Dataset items
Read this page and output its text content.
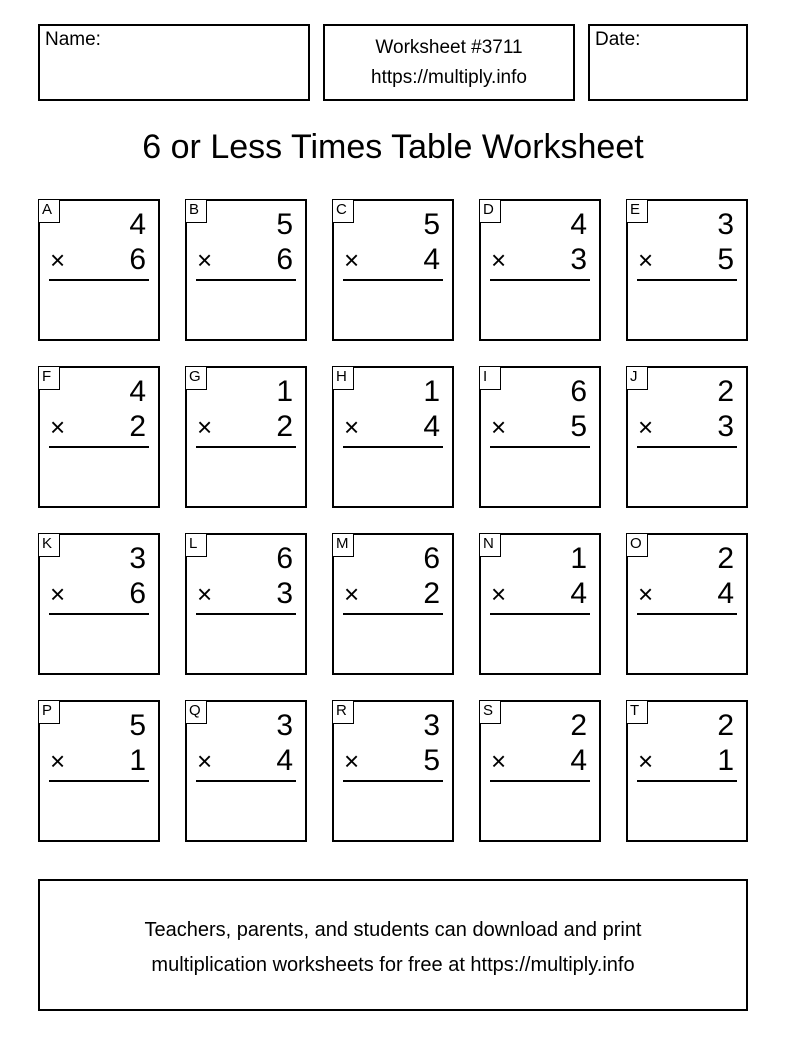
Name:	Worksheet #3711
https://multiply.info
Date:
6 or Less Times Table Worksheet
A	4
× 6
B	5
× 6
C	5
× 4
D	4
× 3
E	3
× 5
F	4
× 2
G	1
× 2
H	1
× 4
I	6
× 5
J	2
× 3
K	3
× 6
L	6
× 3
M 6
× 2
N	1
× 4
O	2
× 4
P	5
× 1
Q	3
× 4
R	3
× 5
S	2
× 4
T	2
× 1
Teachers, parents, and students can download and print
multiplication worksheets for free at https://multiply.info
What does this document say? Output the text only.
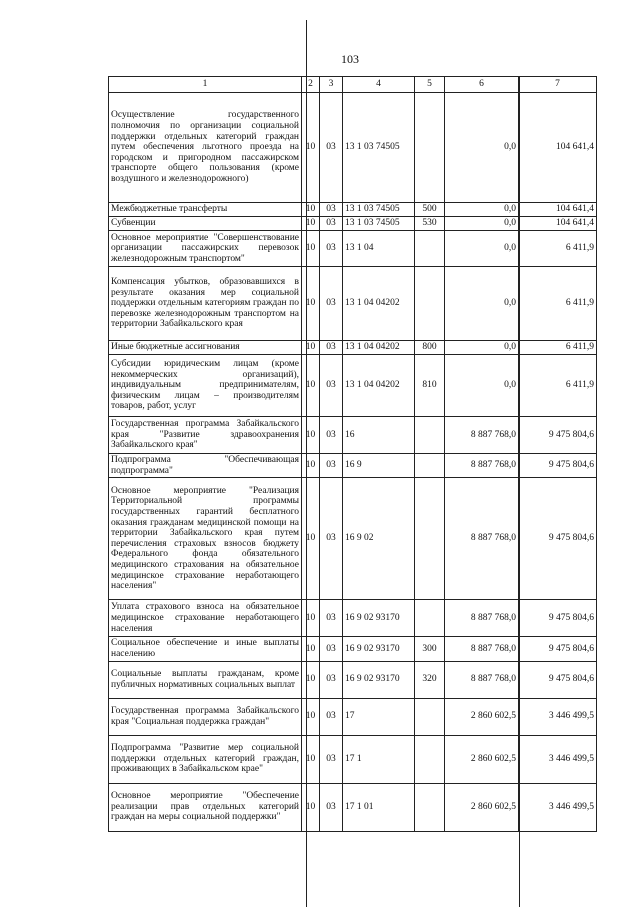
103
1	2	3	4	5	6	7
Осуществление государственного полномочия по организации социальной поддержки отдельных категорий граждан путем обеспечения льготного проезда на городском и пригородном пассажирском транспорте общего пользования (кроме воздушного и железнодорожного)	10	03	13 1 03 74505		0,0	104 641,4
Межбюджетные трансферты	10	03	13 1 03 74505	500	0,0	104 641,4
Субвенции	10	03	13 1 03 74505	530	0,0	104 641,4
Основное мероприятие "Совершенствование организации пассажирских перевозок железнодорожным транспортом"	10	03	13 1 04		0,0	6 411,9
Компенсация убытков, образовавшихся в результате оказания мер социальной поддержки отдельным категориям граждан по перевозке железнодорожным транспортом на территории Забайкальского края	10	03	13 1 04 04202		0,0	6 411,9
Иные бюджетные ассигнования	10	03	13 1 04 04202	800	0,0	6 411,9
Субсидии юридическим лицам (кроме некоммерческих организаций), индивидуальным предпринимателям, физическим лицам – производителям товаров, работ, услуг	10	03	13 1 04 04202	810	0,0	6 411,9
Государственная программа Забайкальского края "Развитие здравоохранения Забайкальского края"	10	03	16		8 887 768,0	9 475 804,6
Подпрограмма "Обеспечивающая подпрограмма"	10	03	16 9		8 887 768,0	9 475 804,6
Основное мероприятие "Реализация Территориальной программы государственных гарантий бесплатного оказания гражданам медицинской помощи на территории Забайкальского края путем перечисления страховых взносов бюджету Федерального фонда обязательного медицинского страхования на обязательное медицинское страхование неработающего населения"	10	03	16 9 02		8 887 768,0	9 475 804,6
Уплата страхового взноса на обязательное медицинское страхование неработающего населения	10	03	16 9 02 93170		8 887 768,0	9 475 804,6
Социальное обеспечение и иные выплаты населению	10	03	16 9 02 93170	300	8 887 768,0	9 475 804,6
Социальные выплаты гражданам, кроме публичных нормативных социальных выплат	10	03	16 9 02 93170	320	8 887 768,0	9 475 804,6
Государственная программа Забайкальского края "Социальная поддержка граждан"	10	03	17		2 860 602,5	3 446 499,5
Подпрограмма "Развитие мер социальной поддержки отдельных категорий граждан, проживающих в Забайкальском крае"	10	03	17 1		2 860 602,5	3 446 499,5
Основное мероприятие "Обеспечение реализации прав отдельных категорий граждан на меры социальной поддержки"	10	03	17 1 01		2 860 602,5	3 446 499,5
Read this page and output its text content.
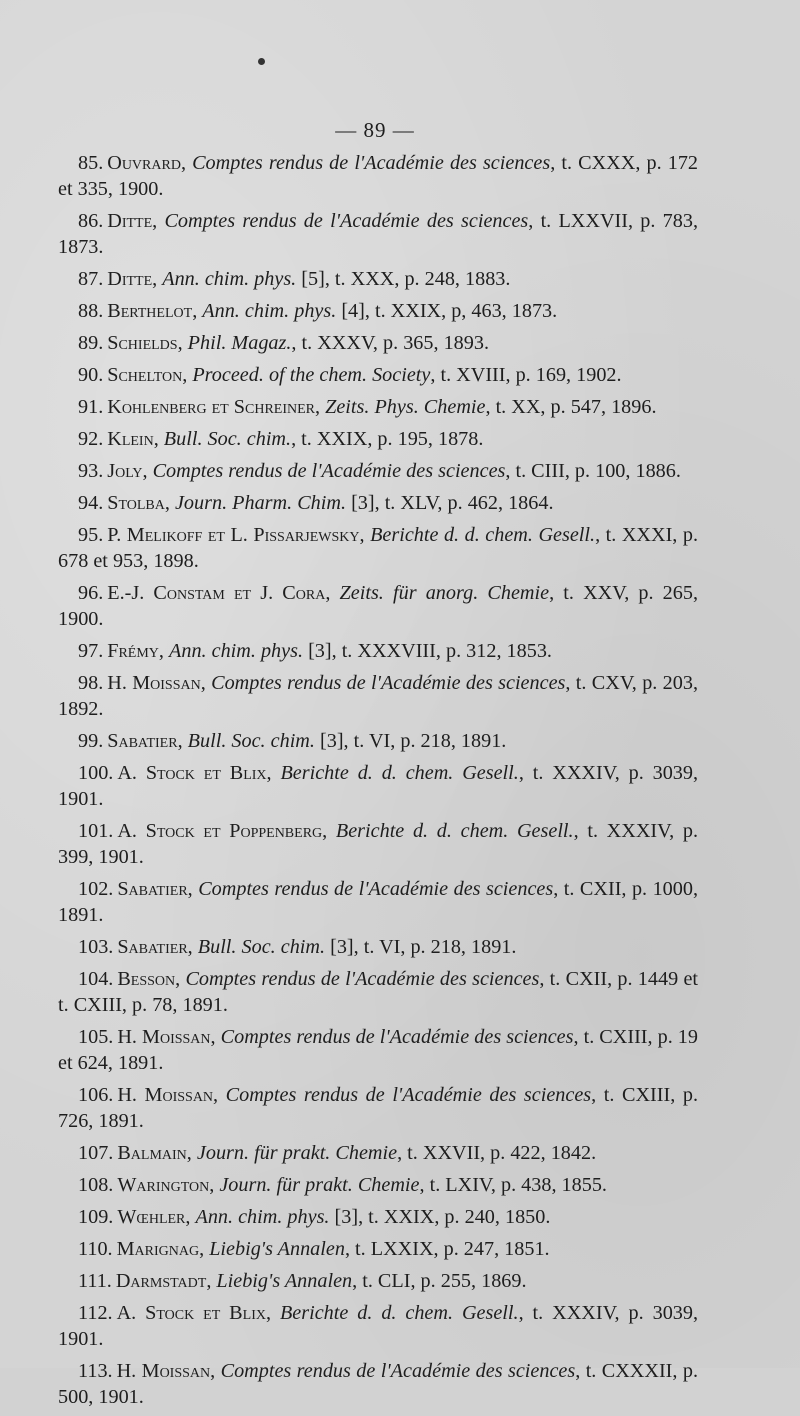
— 89 —
85. Ouvrard, Comptes rendus de l'Académie des sciences, t. CXXX, p. 172 et 335, 1900.
86. Ditte, Comptes rendus de l'Académie des sciences, t. LXXVII, p. 783, 1873.
87. Ditte, Ann. chim. phys. [5], t. XXX, p. 248, 1883.
88. Berthelot, Ann. chim. phys. [4], t. XXIX, p, 463, 1873.
89. Schields, Phil. Magaz., t. XXXV, p. 365, 1893.
90. Schelton, Proceed. of the chem. Society, t. XVIII, p. 169, 1902.
91. Kohlenberg et Schreiner, Zeits. Phys. Chemie, t. XX, p. 547, 1896.
92. Klein, Bull. Soc. chim., t. XXIX, p. 195, 1878.
93. Joly, Comptes rendus de l'Académie des sciences, t. CIII, p. 100, 1886.
94. Stolba, Journ. Pharm. Chim. [3], t. XLV, p. 462, 1864.
95. P. Melikoff et L. Pissarjewsky, Berichte d. d. chem. Gesell., t. XXXI, p. 678 et 953, 1898.
96. E.-J. Constam et J. Cora, Zeits. für anorg. Chemie, t. XXV, p. 265, 1900.
97. Frémy, Ann. chim. phys. [3], t. XXXVIII, p. 312, 1853.
98. H. Moissan, Comptes rendus de l'Académie des sciences, t. CXV, p. 203, 1892.
99. Sabatier, Bull. Soc. chim. [3], t. VI, p. 218, 1891.
100. A. Stock et Blix, Berichte d. d. chem. Gesell., t. XXXIV, p. 3039, 1901.
101. A. Stock et Poppenberg, Berichte d. d. chem. Gesell., t. XXXIV, p. 399, 1901.
102. Sabatier, Comptes rendus de l'Académie des sciences, t. CXII, p. 1000, 1891.
103. Sabatier, Bull. Soc. chim. [3], t. VI, p. 218, 1891.
104. Besson, Comptes rendus de l'Académie des sciences, t. CXII, p. 1449 et t. CXIII, p. 78, 1891.
105. H. Moissan, Comptes rendus de l'Académie des sciences, t. CXIII, p. 19 et 624, 1891.
106. H. Moissan, Comptes rendus de l'Académie des sciences, t. CXIII, p. 726, 1891.
107. Balmain, Journ. für prakt. Chemie, t. XXVII, p. 422, 1842.
108. Warington, Journ. für prakt. Chemie, t. LXIV, p. 438, 1855.
109. Wœhler, Ann. chim. phys. [3], t. XXIX, p. 240, 1850.
110. Marignag, Liebig's Annalen, t. LXXIX, p. 247, 1851.
111. Darmstadt, Liebig's Annalen, t. CLI, p. 255, 1869.
112. A. Stock et Blix, Berichte d. d. chem. Gesell., t. XXXIV, p. 3039, 1901.
113. H. Moissan, Comptes rendus de l'Académie des sciences, t. CXXXII, p. 500, 1901.
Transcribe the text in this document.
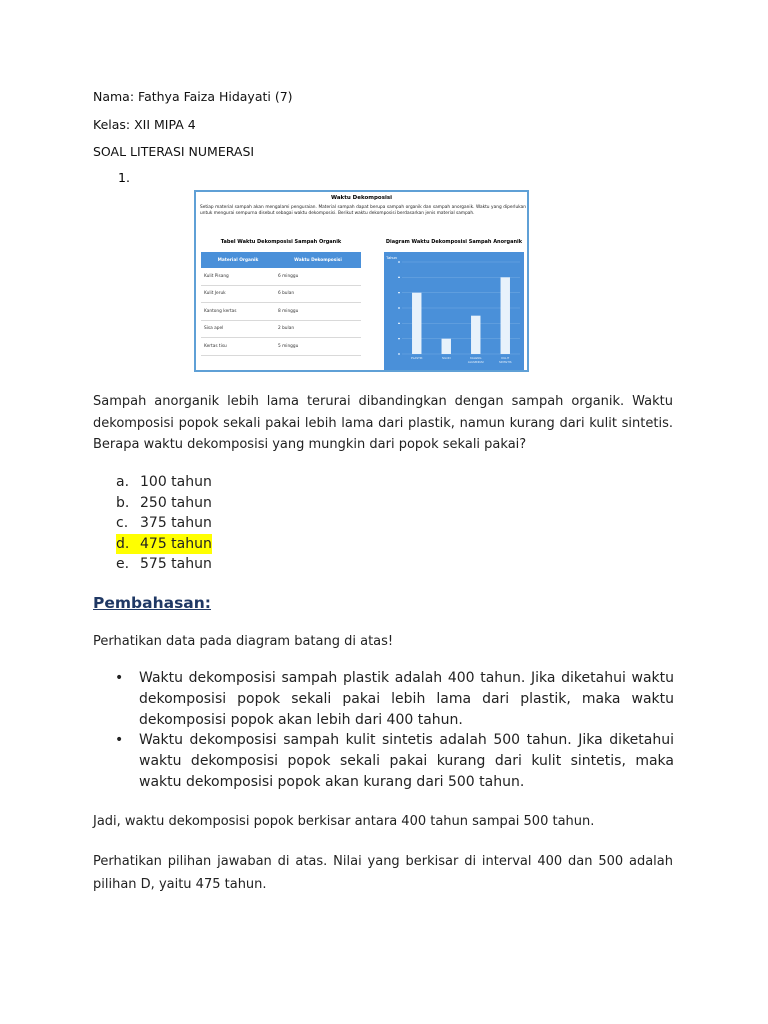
Nama: Fathya Faiza Hidayati (7)
Kelas: XII MIPA 4
SOAL LITERASI NUMERASI
1.
Waktu Dekomposisi
Setiap material sampah akan mengalami penguraian. Material sampah dapat berupa sampah organik dan sampah anorganik. Waktu yang diperlukan untuk mengurai sempurna disebut sebagai waktu dekomposisi. Berikut waktu dekomposisi berdasarkan jenis material sampah.
Tabel Waktu Dekomposisi Sampah Organik
Material Organik	Waktu Dekomposisi
Kulit Pisang	6 minggu
Kulit Jeruk	6 bulan
Kantong kertas	8 minggu
Sisa apel	2 bulan
Kertas tisu	5 minggu
Diagram Waktu Dekomposisi Sampah Anorganik
Tahun
PLASTIK	NILON	KALENG
ALUMINIUM
KULIT
SINTETIS
Sampah anorganik lebih lama terurai dibandingkan dengan sampah organik. Waktu dekomposisi popok sekali pakai lebih lama dari plastik, namun kurang dari kulit sintetis. Berapa waktu dekomposisi yang mungkin dari popok sekali pakai?
a. 100 tahun
b. 250 tahun
c. 375 tahun
d. 475 tahun
e. 575 tahun
Pembahasan:
Perhatikan data pada diagram batang di atas!
• Waktu dekomposisi sampah plastik adalah 400 tahun. Jika diketahui waktu dekomposisi popok sekali pakai lebih lama dari plastik, maka waktu dekomposisi popok akan lebih dari 400 tahun.
• Waktu dekomposisi sampah kulit sintetis adalah 500 tahun. Jika diketahui waktu dekomposisi popok sekali pakai kurang dari kulit sintetis, maka waktu dekomposisi popok akan kurang dari 500 tahun.
Jadi, waktu dekomposisi popok berkisar antara 400 tahun sampai 500 tahun.
Perhatikan pilihan jawaban di atas. Nilai yang berkisar di interval 400 dan 500 adalah pilihan D, yaitu 475 tahun.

• **WHAT IS REQUIRED**: Gather all lines from the listing above in which "населения" occurs.

• **RESULT OF THE EXERCISE**:
Основное мероприятие "Реализация Территориальной программы государственных гарантий бесплатного оказания гражданам медицинской помощи на территории Забайкальского края путем перечисления страховых взносов бюджету Федерального фонда обязательного медицинского страхования на обязательное медицинское страхование неработающего населения"	10	03	16 9 02		8 887 768,0	9 475 804,6
Уплата страхового взноса на обязательное медицинское страхование неработающего населения	10	03	16 9 02 93170		8 887 768,0	9 475 804,6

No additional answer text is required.